◆ **EXERCISE OBJECTIVE**:
Pictures aside, quote the whole listing exactly.

※

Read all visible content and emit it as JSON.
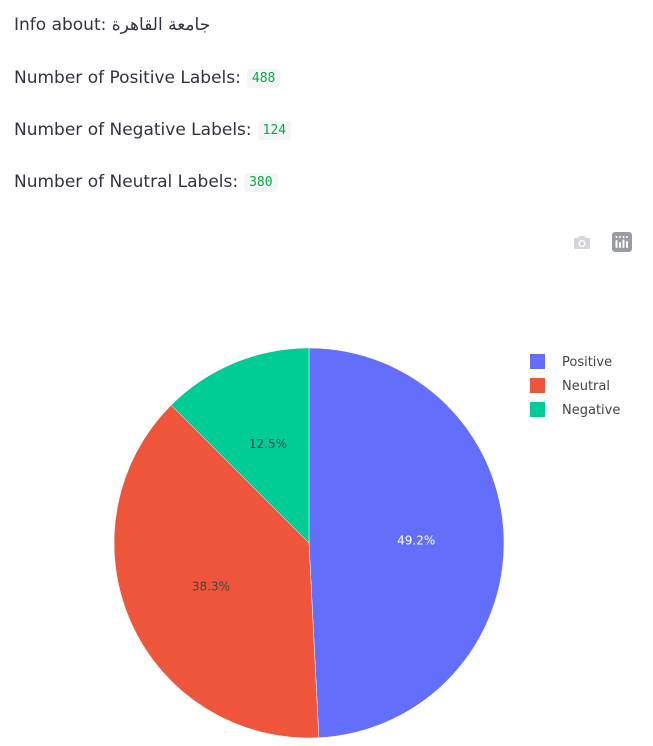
{
  "header": {
    "info_prefix": "Info about:",
    "university_name": "جامعة القاهرة"
  },
  "stats": {
    "positive_label": "Number of Positive Labels:",
    "positive_value": "488",
    "negative_label": "Number of Negative Labels:",
    "negative_value": "124",
    "neutral_label": "Number of Neutral Labels:",
    "neutral_value": "380"
  },
  "modebar": {
    "download_icon": "camera-icon",
    "logo_icon": "plotly-logo-icon"
  },
  "chart_data": {
    "type": "pie",
    "title": "",
    "slices": [
      {
        "name": "Positive",
        "value": 488,
        "percent_label": "49.2%",
        "color": "#636efa",
        "label_color": "#ffffff"
      },
      {
        "name": "Neutral",
        "value": 380,
        "percent_label": "38.3%",
        "color": "#ef553b",
        "label_color": "#444444"
      },
      {
        "name": "Negative",
        "value": 124,
        "percent_label": "12.5%",
        "color": "#00cc96",
        "label_color": "#444444"
      }
    ],
    "legend_position": "top-right",
    "direction": "clockwise",
    "start_angle": "12 o'clock"
  }
}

※

◆ **THE OUTPUT**:
Read all visible content and emit it as JSON.
{
  "header": {
    "info_prefix": "Info about:",
    "university_name": "جامعة القاهرة"
  },
  "stats": {
    "positive_label": "Number of Positive Labels:",
    "positive_value": "488",
    "negative_label": "Number of Negative Labels:",
    "negative_value": "124",
    "neutral_label": "Number of Neutral Labels:",
    "neutral_value": "380"
  },
  "modebar": {
    "download_icon": "camera-icon",
    "logo_icon": "plotly-logo-icon"
  },
  "chart_data": {
    "type": "pie",
    "title": "",
    "slices": [
      {
        "name": "Positive",
        "value": 488,
        "percent_label": "49.2%",
        "color": "#636efa",
        "label_color": "#ffffff"
      },
      {
        "name": "Neutral",
        "value": 380,
        "percent_label": "38.3%",
        "color": "#ef553b",
        "label_color": "#444444"
      },
      {
        "name": "Negative",
        "value": 124,
        "percent_label": "12.5%",
        "color": "#00cc96",
        "label_color": "#444444"
      }
    ],
    "legend_position": "top-right",
    "direction": "clockwise",
    "start_angle": "12 o'clock"
  }
}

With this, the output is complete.